— DATA TO PROCESS —

---

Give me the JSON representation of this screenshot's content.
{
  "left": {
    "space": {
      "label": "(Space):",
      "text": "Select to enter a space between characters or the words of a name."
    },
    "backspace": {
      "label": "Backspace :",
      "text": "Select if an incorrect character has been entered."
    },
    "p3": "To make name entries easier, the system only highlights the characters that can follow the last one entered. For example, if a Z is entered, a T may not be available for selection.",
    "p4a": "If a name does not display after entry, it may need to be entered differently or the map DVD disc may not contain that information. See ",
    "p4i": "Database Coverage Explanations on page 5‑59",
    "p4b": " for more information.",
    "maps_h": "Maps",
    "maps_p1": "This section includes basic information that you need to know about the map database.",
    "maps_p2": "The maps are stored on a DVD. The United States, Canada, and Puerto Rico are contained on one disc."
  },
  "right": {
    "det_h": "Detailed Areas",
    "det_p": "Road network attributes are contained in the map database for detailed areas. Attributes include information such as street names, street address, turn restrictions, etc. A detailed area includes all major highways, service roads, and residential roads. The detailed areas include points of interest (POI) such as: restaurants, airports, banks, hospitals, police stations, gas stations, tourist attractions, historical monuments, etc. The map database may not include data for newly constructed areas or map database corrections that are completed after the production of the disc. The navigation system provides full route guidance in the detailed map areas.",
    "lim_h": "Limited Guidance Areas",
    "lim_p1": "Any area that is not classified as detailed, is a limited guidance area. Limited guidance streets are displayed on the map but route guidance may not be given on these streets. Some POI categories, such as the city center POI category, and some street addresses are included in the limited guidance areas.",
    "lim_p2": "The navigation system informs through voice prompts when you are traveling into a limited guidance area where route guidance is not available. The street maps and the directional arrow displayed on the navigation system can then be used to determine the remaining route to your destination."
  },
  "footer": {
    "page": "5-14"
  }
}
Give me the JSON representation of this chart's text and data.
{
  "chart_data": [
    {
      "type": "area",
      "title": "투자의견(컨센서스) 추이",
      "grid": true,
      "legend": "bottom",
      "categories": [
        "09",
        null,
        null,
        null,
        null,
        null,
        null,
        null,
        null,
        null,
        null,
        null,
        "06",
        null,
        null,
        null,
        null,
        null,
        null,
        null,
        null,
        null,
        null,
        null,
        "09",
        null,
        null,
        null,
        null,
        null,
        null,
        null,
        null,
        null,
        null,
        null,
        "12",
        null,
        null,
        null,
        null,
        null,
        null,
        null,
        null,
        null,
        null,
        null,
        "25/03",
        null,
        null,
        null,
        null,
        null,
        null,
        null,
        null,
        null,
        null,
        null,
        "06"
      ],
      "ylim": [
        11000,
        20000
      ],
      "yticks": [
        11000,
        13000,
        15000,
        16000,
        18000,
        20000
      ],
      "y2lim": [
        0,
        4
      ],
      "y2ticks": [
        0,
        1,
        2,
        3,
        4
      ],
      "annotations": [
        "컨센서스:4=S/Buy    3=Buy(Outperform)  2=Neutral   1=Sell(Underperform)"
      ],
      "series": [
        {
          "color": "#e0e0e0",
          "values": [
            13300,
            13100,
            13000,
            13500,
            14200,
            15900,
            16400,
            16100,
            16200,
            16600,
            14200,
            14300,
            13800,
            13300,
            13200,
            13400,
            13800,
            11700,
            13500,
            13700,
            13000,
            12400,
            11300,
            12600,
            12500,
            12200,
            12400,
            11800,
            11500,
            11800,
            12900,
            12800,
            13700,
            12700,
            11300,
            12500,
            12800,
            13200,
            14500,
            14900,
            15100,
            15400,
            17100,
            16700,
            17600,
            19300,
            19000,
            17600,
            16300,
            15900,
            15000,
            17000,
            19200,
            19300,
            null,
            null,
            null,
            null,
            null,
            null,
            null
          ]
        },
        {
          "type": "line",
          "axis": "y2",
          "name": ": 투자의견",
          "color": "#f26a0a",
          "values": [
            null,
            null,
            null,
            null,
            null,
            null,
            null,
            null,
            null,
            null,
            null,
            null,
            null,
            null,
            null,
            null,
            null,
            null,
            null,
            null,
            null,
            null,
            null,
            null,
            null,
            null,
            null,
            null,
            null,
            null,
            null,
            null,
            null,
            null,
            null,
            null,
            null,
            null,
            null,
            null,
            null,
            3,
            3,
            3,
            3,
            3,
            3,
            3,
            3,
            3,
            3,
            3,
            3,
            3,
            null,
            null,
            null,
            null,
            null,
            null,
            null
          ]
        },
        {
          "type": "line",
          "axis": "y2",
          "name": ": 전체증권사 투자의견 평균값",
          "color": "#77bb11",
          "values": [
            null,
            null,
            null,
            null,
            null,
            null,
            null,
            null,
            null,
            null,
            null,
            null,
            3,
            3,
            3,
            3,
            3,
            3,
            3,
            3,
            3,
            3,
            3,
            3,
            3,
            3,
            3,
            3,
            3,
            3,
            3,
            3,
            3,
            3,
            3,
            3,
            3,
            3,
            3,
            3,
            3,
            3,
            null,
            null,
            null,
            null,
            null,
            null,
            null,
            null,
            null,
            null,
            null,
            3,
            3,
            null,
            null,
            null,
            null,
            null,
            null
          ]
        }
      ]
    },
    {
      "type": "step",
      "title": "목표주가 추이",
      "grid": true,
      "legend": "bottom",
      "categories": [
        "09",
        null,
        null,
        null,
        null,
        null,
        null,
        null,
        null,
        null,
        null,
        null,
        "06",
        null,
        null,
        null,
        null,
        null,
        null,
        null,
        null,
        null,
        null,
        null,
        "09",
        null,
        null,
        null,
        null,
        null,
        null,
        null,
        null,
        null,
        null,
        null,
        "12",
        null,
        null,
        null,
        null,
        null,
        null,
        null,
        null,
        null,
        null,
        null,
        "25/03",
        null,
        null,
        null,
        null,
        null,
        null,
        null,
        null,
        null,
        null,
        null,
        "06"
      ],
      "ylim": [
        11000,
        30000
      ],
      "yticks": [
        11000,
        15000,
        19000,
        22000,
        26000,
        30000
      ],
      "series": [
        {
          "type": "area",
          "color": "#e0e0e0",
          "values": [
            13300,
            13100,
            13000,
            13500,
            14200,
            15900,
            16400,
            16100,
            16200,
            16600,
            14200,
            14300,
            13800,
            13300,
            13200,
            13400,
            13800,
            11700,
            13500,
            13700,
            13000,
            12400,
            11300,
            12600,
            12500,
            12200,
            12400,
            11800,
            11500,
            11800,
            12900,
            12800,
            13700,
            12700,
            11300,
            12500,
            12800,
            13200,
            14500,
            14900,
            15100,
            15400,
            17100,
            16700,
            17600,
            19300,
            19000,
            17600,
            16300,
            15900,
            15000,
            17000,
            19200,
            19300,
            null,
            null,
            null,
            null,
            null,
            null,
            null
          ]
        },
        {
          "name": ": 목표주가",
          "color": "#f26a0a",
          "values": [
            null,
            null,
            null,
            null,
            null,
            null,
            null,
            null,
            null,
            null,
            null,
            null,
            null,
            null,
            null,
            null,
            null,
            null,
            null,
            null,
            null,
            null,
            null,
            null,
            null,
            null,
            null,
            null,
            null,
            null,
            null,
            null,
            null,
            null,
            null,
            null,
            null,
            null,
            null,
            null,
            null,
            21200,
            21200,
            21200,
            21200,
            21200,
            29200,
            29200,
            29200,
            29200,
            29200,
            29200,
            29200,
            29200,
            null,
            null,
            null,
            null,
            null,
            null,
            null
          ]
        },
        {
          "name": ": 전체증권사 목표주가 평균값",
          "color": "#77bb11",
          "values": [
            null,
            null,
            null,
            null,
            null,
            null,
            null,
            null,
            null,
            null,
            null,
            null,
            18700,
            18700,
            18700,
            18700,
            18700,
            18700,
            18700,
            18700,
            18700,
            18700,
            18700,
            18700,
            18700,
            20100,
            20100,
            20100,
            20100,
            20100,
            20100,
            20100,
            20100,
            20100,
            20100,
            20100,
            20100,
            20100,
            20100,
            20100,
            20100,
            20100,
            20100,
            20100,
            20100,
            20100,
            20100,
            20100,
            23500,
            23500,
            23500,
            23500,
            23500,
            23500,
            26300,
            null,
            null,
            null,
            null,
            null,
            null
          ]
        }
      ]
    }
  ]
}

---

From the entries above, return each line with the word "contained" in it.

    "maps_p2": "The maps are stored on a DVD. The United States, Canada, and Puerto Rico are contained on one disc."
    "det_p": "Road network attributes are contained in the map database for detailed areas. Attributes include information such as street names, street address, turn restrictions, etc. A detailed area includes all major highways, service roads, and residential roads. The detailed areas include points of interest (POI) such as: restaurants, airports, banks, hospitals, police stations, gas stations, tourist attractions, historical monuments, etc. The map database may not include data for newly constructed areas or map database corrections that are completed after the production of the disc. The navigation system provides full route guidance in the detailed map areas.",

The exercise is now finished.